* START Records for the task *

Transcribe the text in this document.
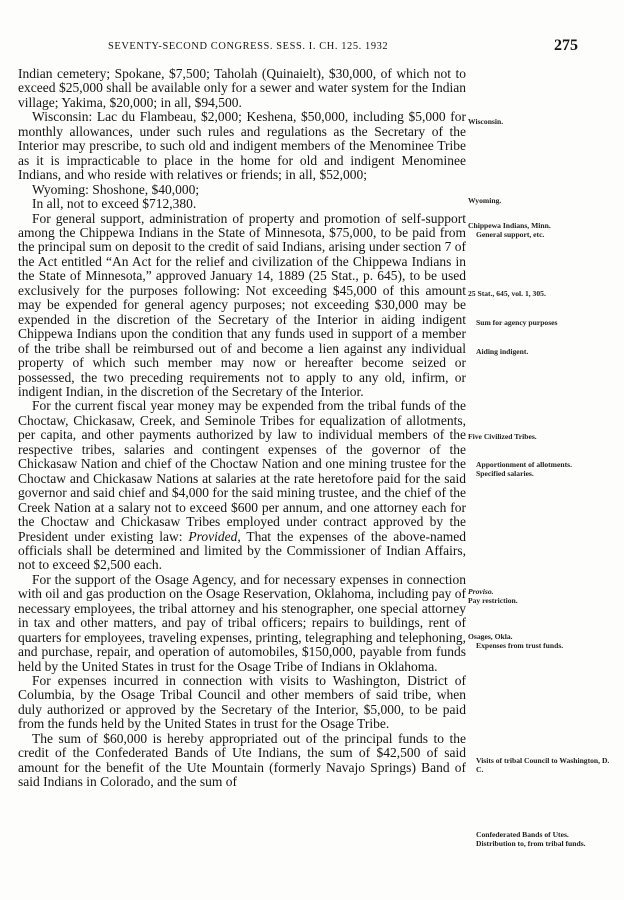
SEVENTY-SECOND CONGRESS. SESS. I. CH. 125. 1932	275

Indian cemetery; Spokane, $7,500; Taholah (Quinaielt), $30,000, of which not to exceed $25,000 shall be available only for a sewer and water system for the Indian village; Yakima, $20,000; in all, $94,500.

Wisconsin: Lac du Flambeau, $2,000; Keshena, $50,000, including $5,000 for monthly allowances, under such rules and regulations as the Secretary of the Interior may prescribe, to such old and indigent members of the Menominee Tribe as it is impracticable to place in the home for old and indigent Menominee Indians, and who reside with relatives or friends; in all, $52,000;

Wyoming: Shoshone, $40,000;

In all, not to exceed $712,380.

For general support, administration of property and promotion of self-support among the Chippewa Indians in the State of Minnesota, $75,000, to be paid from the principal sum on deposit to the credit of said Indians, arising under section 7 of the Act entitled “An Act for the relief and civilization of the Chippewa Indians in the State of Minnesota,” approved January 14, 1889 (25 Stat., p. 645), to be used exclusively for the purposes following: Not exceeding $45,000 of this amount may be expended for general agency purposes; not exceeding $30,000 may be expended in the discretion of the Secretary of the Interior in aiding indigent Chippewa Indians upon the condition that any funds used in support of a member of the tribe shall be reimbursed out of and become a lien against any individual property of which such member may now or hereafter become seized or possessed, the two preceding requirements not to apply to any old, infirm, or indigent Indian, in the discretion of the Secretary of the Interior.

For the current fiscal year money may be expended from the tribal funds of the Choctaw, Chickasaw, Creek, and Seminole Tribes for equalization of allotments, per capita, and other payments authorized by law to individual members of the respective tribes, salaries and contingent expenses of the governor of the Chickasaw Nation and chief of the Choctaw Nation and one mining trustee for the Choctaw and Chickasaw Nations at salaries at the rate heretofore paid for the said governor and said chief and $4,000 for the said mining trustee, and the chief of the Creek Nation at a salary not to exceed $600 per annum, and one attorney each for the Choctaw and Chickasaw Tribes employed under contract approved by the President under existing law: Provided, That the expenses of the above-named officials shall be determined and limited by the Commissioner of Indian Affairs, not to exceed $2,500 each.

For the support of the Osage Agency, and for necessary expenses in connection with oil and gas production on the Osage Reservation, Oklahoma, including pay of necessary employees, the tribal attorney and his stenographer, one special attorney in tax and other matters, and pay of tribal officers; repairs to buildings, rent of quarters for employees, traveling expenses, printing, telegraphing and telephoning, and purchase, repair, and operation of automobiles, $150,000, payable from funds held by the United States in trust for the Osage Tribe of Indians in Oklahoma.

For expenses incurred in connection with visits to Washington, District of Columbia, by the Osage Tribal Council and other members of said tribe, when duly authorized or approved by the Secretary of the Interior, $5,000, to be paid from the funds held by the United States in trust for the Osage Tribe.

The sum of $60,000 is hereby appropriated out of the principal funds to the credit of the Confederated Bands of Ute Indians, the sum of $42,500 of said amount for the benefit of the Ute Mountain (formerly Navajo Springs) Band of said Indians in Colorado, and the sum of

Wisconsin.
Wyoming.
Chippewa Indians, Minn.
General support, etc.
25 Stat., 645, vol. 1, 305.
Sum for agency purposes
Aiding indigent.
Five Civilized Tribes.
Apportionment of allotments.
Specified salaries.
Proviso.
Pay restriction.
Osages, Okla.
Expenses from trust funds.
Visits of tribal Council to Washington, D. C.
Confederated Bands of Utes.
Distribution to, from tribal funds.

* END Records for the task *

Extract every line of the records above that contains the word "purposes".

Result for this exercise -
For general support, administration of property and promotion of self-support among the Chippewa Indians in the State of Minnesota, $75,000, to be paid from the principal sum on deposit to the credit of said Indians, arising under section 7 of the Act entitled “An Act for the relief and civilization of the Chippewa Indians in the State of Minnesota,” approved January 14, 1889 (25 Stat., p. 645), to be used exclusively for the purposes following: Not exceeding $45,000 of this amount may be expended for general agency purposes; not exceeding $30,000 may be expended in the discretion of the Secretary of the Interior in aiding indigent Chippewa Indians upon the condition that any funds used in support of a member of the tribe shall be reimbursed out of and become a lien against any individual property of which such member may now or hereafter become seized or possessed, the two preceding requirements not to apply to any old, infirm, or indigent Indian, in the discretion of the Secretary of the Interior.
Sum for agency purposes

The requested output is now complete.